• [Directions]: Copy every line below where the string "code" is found.

** Opening Source material block **

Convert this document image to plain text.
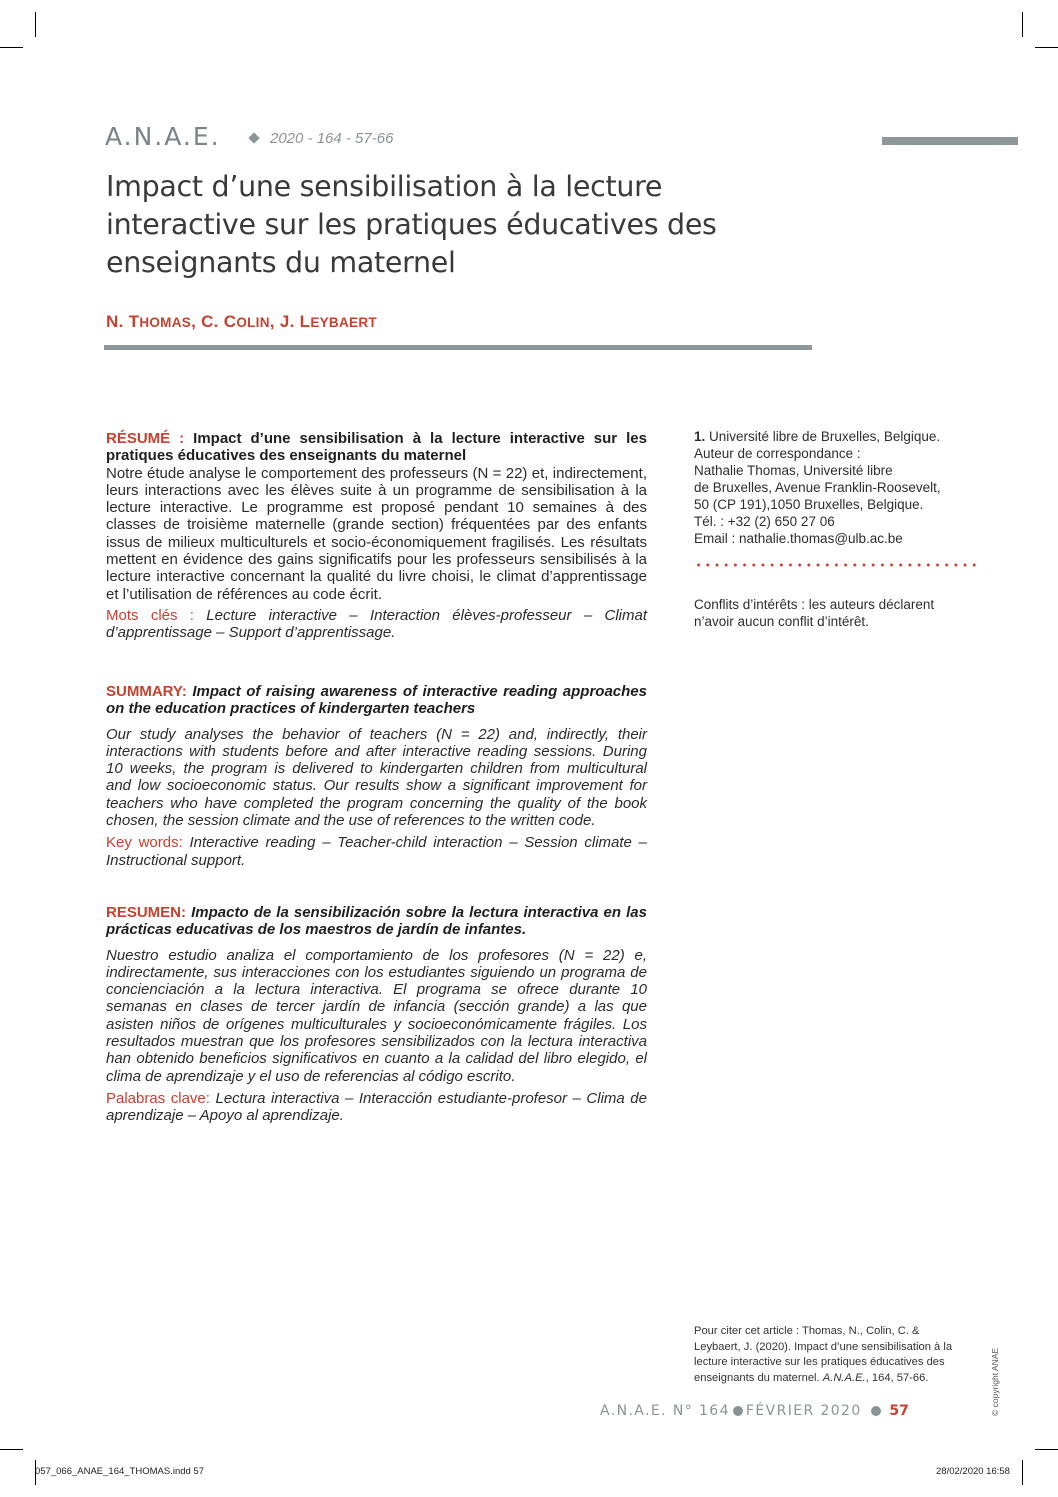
A.N.A.E.	2020 - 164 - 57-66
Impact d’une sensibilisation à la lecture interactive sur les pratiques éducatives des enseignants du maternel
N. THOMAS, C. COLIN, J. LEYBAERT

RÉSUMÉ : Impact d’une sensibilisation à la lecture interactive sur les pratiques éducatives des enseignants du maternel

Notre étude analyse le comportement des professeurs (N = 22) et, indirectement, leurs interactions avec les élèves suite à un programme de sensibilisation à la lecture interactive. Le programme est proposé pendant 10 semaines à des classes de troisième maternelle (grande section) fréquentées par des enfants issus de milieux multiculturels et socio-économiquement fragilisés. Les résultats mettent en évidence des gains significatifs pour les professeurs sensibilisés à la lecture interactive concernant la qualité du livre choisi, le climat d’apprentissage et l’utilisation de références au code écrit.

Mots clés : Lecture interactive – Interaction élèves-professeur – Climat d’apprentissage – Support d’apprentissage.

SUMMARY: Impact of raising awareness of interactive reading approaches on the education practices of kindergarten teachers

Our study analyses the behavior of teachers (N = 22) and, indirectly, their interactions with students before and after interactive reading sessions. During 10 weeks, the program is delivered to kindergarten children from multicultural and low socioeconomic status. Our results show a significant improvement for teachers who have completed the program concerning the quality of the book chosen, the session climate and the use of references to the written code.

Key words: Interactive reading – Teacher-child interaction – Session climate – Instructional support.

RESUMEN: Impacto de la sensibilización sobre la lectura interactiva en las prácticas educativas de los maestros de jardín de infantes.

Nuestro estudio analiza el comportamiento de los profesores (N = 22) e, indirectamente, sus interacciones con los estudiantes siguiendo un programa de concienciación a la lectura interactiva. El programa se ofrece durante 10 semanas en clases de tercer jardín de infancia (sección grande) a las que asisten niños de orígenes multiculturales y socioeconómicamente frágiles. Los resultados muestran que los profesores sensibilizados con la lectura interactiva han obtenido beneficios significativos en cuanto a la calidad del libro elegido, el clima de aprendizaje y el uso de referencias al código escrito.

Palabras clave: Lectura interactiva – Interacción estudiante-profesor – Clima de aprendizaje – Apoyo al aprendizaje.

1. Université libre de Bruxelles, Belgique.
Auteur de correspondance :
Nathalie Thomas, Université libre
de Bruxelles, Avenue Franklin-Roosevelt,
50 (CP 191),1050 Bruxelles, Belgique.
Tél. : +32 (2) 650 27 06
Email : nathalie.thomas@ulb.ac.be
Conflits d’intérêts : les auteurs déclarent n’avoir aucun conflit d’intérêt.
Pour citer cet article : Thomas, N., Colin, C. & Leybaert, J. (2020). Impact d’une sensibilisation à la lecture interactive sur les pratiques éducatives des enseignants du maternel. A.N.A.E., 164, 57-66.
A.N.A.E. N° 164 FÉVRIER 2020 57	© copyright ANAE
057_066_ANAE_164_THOMAS.indd 57	28/02/2020 16:58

** Closing Source material block **

• [Your response]:
Notre étude analyse le comportement des professeurs (N = 22) et, indirectement, leurs interactions avec les élèves suite à un programme de sensibilisation à la lecture interactive. Le programme est proposé pendant 10 semaines à des classes de troisième maternelle (grande section) fréquentées par des enfants issus de milieux multiculturels et socio-économiquement fragilisés. Les résultats mettent en évidence des gains significatifs pour les professeurs sensibilisés à la lecture interactive concernant la qualité du livre choisi, le climat d’apprentissage et l’utilisation de références au code écrit.
Our study analyses the behavior of teachers (N = 22) and, indirectly, their interactions with students before and after interactive reading sessions. During 10 weeks, the program is delivered to kindergarten children from multicultural and low socioeconomic status. Our results show a significant improvement for teachers who have completed the program concerning the quality of the book chosen, the session climate and the use of references to the written code.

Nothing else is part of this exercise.